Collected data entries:
--*--

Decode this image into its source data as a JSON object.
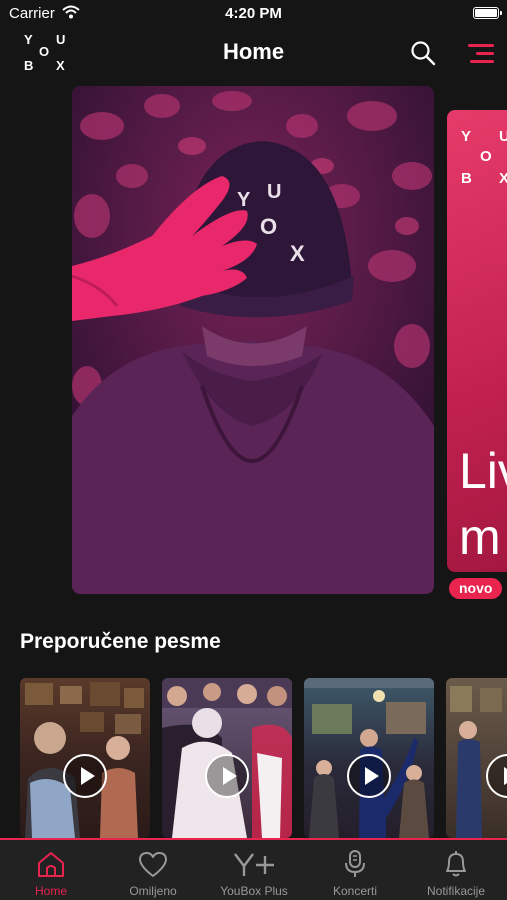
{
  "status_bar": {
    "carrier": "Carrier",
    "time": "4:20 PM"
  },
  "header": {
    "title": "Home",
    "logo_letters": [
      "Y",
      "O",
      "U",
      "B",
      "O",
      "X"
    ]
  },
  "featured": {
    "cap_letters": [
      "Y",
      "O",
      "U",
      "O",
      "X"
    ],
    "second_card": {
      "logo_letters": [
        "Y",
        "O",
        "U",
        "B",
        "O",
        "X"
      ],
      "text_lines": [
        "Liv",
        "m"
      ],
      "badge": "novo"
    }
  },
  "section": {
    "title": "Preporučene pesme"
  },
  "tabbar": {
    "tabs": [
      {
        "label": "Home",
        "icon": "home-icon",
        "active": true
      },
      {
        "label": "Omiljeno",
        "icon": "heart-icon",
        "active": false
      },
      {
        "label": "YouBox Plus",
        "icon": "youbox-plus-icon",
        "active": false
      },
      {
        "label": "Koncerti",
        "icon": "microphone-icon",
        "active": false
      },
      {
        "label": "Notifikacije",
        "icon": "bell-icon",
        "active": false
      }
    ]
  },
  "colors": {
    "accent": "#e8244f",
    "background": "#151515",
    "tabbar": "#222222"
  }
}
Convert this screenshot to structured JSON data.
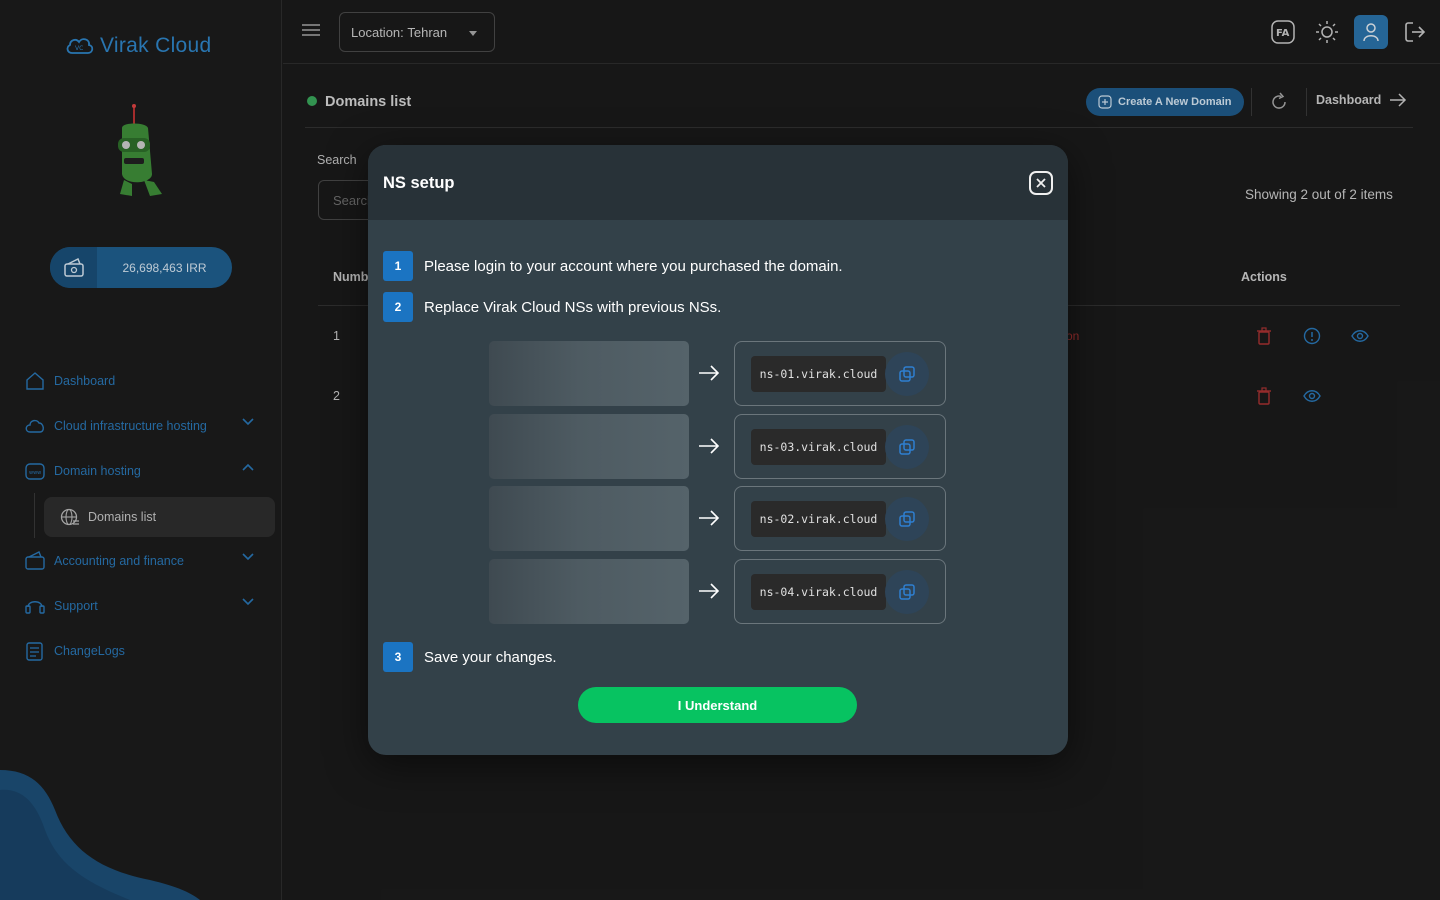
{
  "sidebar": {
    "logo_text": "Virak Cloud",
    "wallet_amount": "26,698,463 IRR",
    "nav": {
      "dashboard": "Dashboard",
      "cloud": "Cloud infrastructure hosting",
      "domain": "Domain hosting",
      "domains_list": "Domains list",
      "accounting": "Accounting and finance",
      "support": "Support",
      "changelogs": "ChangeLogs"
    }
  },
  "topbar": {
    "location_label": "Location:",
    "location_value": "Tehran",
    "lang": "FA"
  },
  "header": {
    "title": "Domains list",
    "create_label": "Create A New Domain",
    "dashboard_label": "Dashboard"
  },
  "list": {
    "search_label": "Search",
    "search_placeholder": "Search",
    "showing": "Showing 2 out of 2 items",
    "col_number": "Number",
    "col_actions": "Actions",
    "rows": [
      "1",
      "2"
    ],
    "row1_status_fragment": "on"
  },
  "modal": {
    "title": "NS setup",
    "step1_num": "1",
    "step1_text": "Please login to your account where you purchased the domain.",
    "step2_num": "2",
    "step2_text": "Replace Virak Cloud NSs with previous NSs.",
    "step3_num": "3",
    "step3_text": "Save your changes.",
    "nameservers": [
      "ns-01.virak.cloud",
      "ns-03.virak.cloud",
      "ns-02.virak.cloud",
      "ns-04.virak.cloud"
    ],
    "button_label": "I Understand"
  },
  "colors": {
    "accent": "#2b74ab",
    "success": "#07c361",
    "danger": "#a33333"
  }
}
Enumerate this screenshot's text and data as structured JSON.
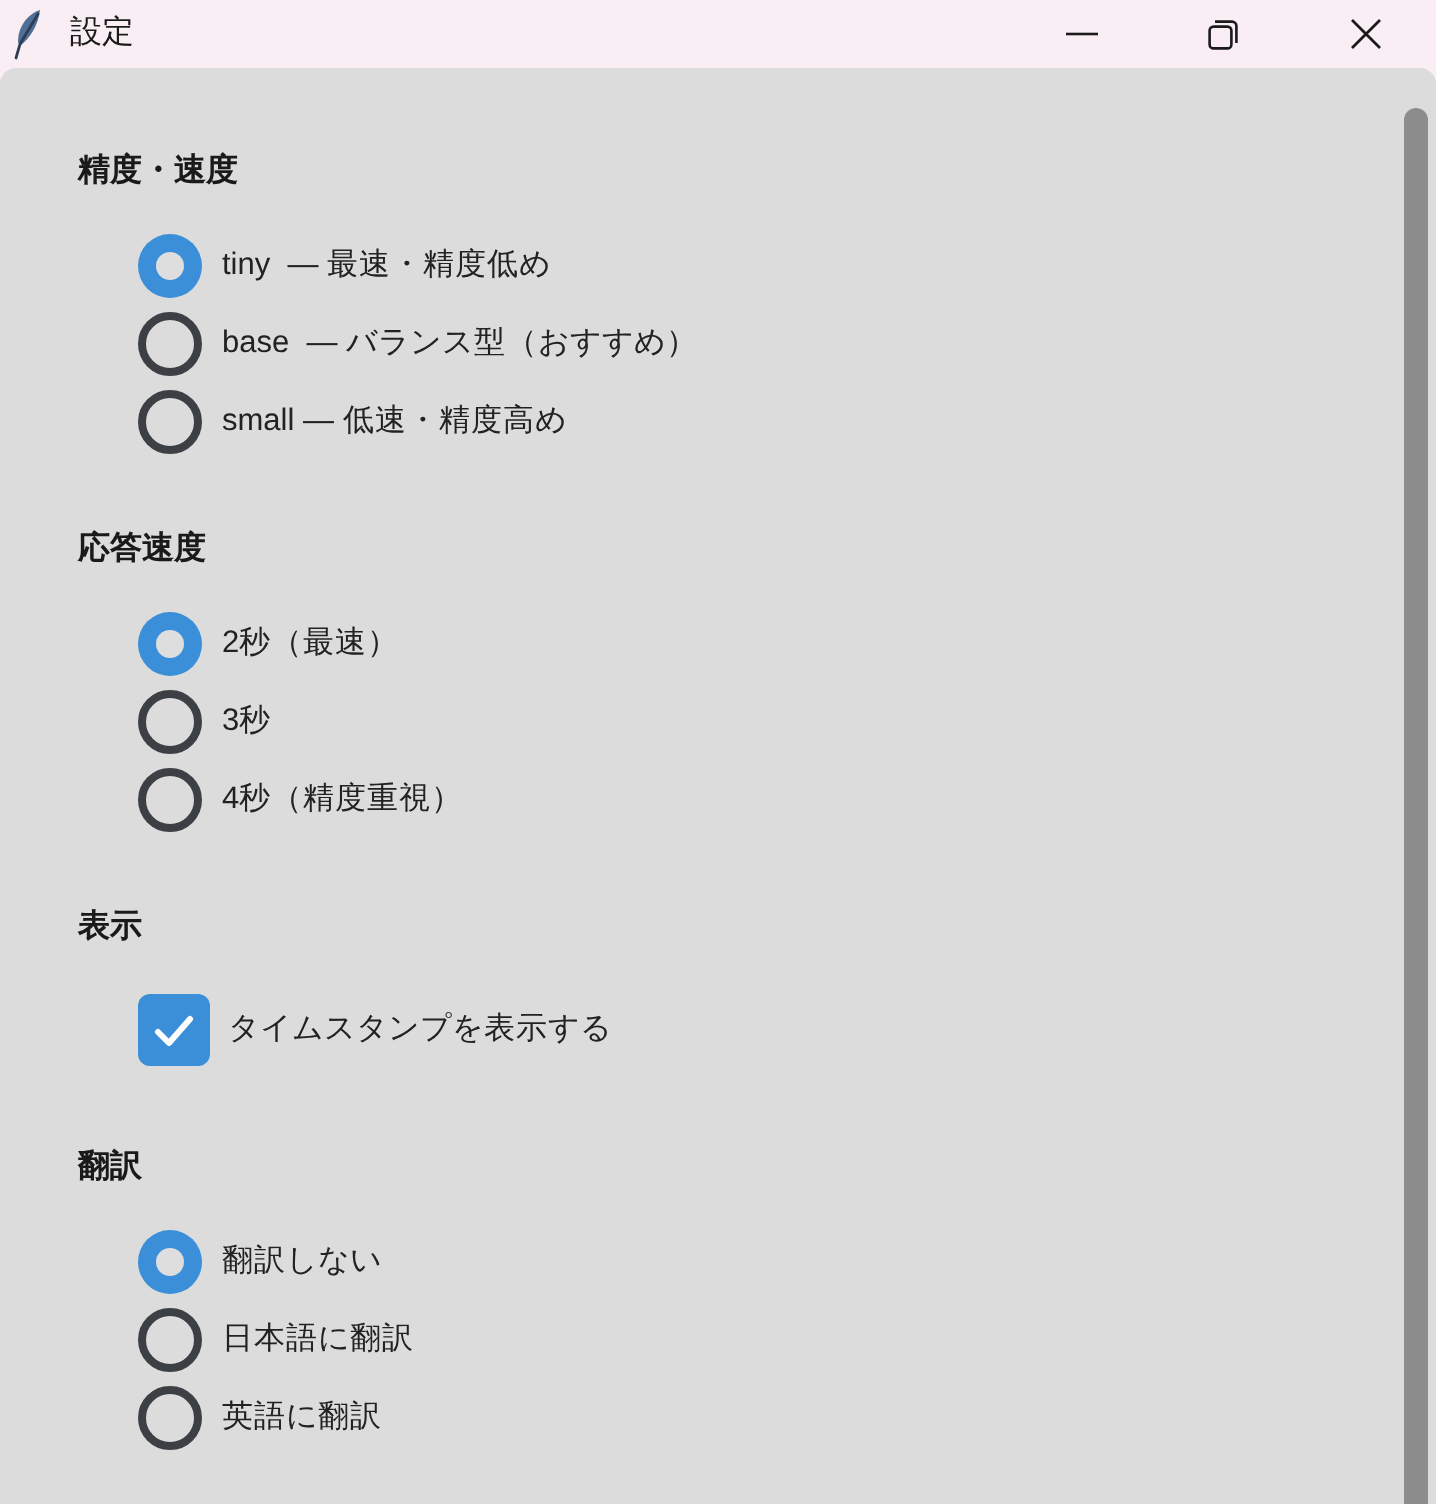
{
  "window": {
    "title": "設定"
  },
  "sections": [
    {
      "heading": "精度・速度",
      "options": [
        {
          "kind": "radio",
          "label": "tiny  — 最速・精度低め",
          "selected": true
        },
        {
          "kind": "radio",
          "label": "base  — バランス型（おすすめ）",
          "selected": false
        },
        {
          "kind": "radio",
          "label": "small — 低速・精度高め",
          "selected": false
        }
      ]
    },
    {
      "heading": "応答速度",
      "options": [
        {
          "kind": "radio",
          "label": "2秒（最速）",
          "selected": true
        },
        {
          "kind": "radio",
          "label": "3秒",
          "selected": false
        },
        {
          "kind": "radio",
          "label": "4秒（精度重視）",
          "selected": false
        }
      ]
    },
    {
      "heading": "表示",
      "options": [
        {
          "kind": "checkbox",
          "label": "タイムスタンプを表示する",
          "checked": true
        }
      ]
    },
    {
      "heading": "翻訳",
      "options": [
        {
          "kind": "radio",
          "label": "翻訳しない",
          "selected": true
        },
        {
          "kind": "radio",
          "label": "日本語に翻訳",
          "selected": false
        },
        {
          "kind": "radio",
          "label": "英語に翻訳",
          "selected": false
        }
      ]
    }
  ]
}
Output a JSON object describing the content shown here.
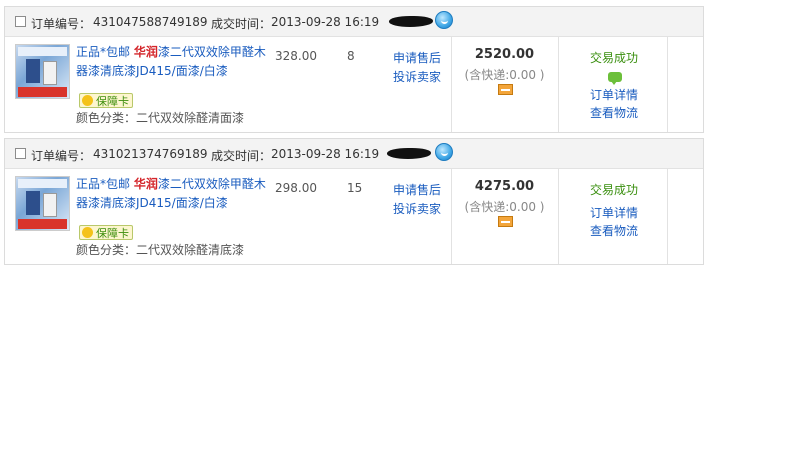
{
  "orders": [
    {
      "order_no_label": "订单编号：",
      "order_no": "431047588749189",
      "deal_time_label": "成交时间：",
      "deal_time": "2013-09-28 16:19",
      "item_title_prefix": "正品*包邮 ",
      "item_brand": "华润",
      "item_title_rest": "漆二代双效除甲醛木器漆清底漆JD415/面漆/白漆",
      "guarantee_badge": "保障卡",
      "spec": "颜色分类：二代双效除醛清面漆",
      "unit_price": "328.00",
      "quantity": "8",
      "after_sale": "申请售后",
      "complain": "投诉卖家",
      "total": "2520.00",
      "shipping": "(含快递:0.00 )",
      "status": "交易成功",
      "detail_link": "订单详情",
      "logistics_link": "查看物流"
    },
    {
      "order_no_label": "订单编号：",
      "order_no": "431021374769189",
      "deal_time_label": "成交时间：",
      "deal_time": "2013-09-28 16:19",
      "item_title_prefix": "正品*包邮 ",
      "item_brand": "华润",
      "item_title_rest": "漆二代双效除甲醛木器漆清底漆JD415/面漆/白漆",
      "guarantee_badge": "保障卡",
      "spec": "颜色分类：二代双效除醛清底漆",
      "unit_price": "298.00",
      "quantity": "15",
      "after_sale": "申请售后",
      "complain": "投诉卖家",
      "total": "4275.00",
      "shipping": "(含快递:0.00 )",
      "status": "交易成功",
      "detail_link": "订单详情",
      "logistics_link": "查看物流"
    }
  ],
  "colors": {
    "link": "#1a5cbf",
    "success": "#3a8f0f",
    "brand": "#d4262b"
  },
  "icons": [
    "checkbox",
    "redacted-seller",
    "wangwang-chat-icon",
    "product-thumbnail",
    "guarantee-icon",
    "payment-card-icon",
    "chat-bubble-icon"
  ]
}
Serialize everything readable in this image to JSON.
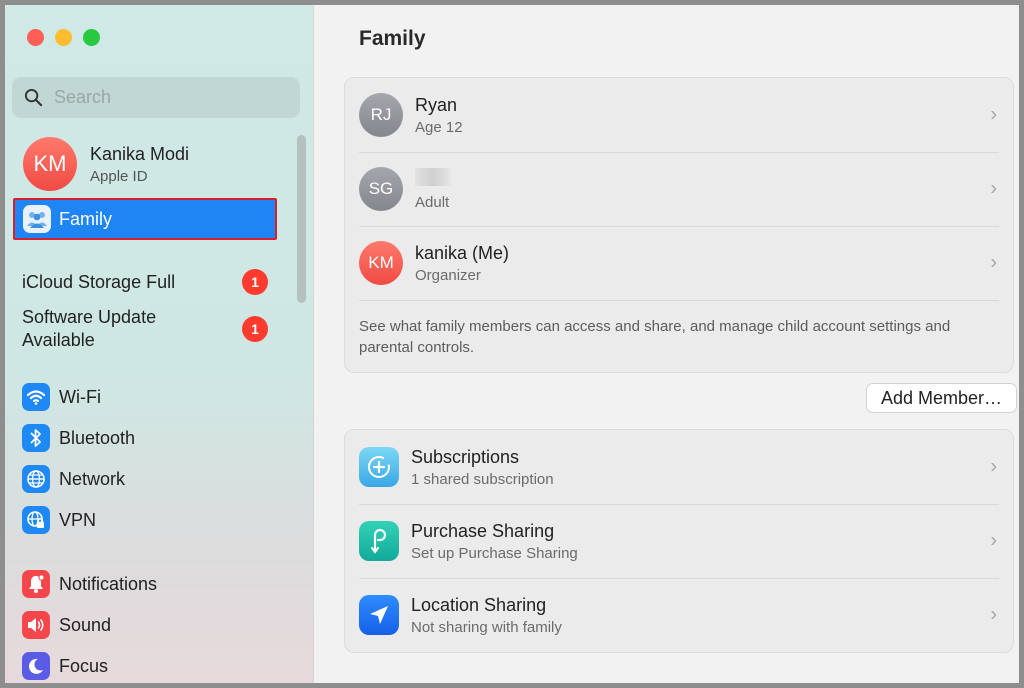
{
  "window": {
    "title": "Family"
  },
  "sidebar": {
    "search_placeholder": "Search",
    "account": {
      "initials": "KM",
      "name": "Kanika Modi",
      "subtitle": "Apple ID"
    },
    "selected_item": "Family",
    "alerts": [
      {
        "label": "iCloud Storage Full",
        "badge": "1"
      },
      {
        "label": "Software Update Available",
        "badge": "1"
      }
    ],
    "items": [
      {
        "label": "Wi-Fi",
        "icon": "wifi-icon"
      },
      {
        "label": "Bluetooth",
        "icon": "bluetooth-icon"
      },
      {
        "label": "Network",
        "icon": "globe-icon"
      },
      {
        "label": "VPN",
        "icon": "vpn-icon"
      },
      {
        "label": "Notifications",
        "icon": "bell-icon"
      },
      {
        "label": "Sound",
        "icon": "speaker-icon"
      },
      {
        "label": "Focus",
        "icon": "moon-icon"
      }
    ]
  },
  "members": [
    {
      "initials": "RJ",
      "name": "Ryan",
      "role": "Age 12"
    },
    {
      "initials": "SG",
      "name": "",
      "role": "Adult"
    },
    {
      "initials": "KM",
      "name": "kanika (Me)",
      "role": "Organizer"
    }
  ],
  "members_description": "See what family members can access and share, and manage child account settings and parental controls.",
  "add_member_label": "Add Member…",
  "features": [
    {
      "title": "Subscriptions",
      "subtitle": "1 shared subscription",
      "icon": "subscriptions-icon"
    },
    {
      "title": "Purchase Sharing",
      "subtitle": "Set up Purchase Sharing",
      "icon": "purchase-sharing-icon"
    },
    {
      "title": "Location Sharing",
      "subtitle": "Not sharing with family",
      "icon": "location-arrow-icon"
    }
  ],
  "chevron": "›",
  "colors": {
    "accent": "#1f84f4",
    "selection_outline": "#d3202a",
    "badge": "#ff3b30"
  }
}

--*--

### Problem to solve
What is the number of lines in the records that contain "object"? Give that number only.

### Answer to the problem
2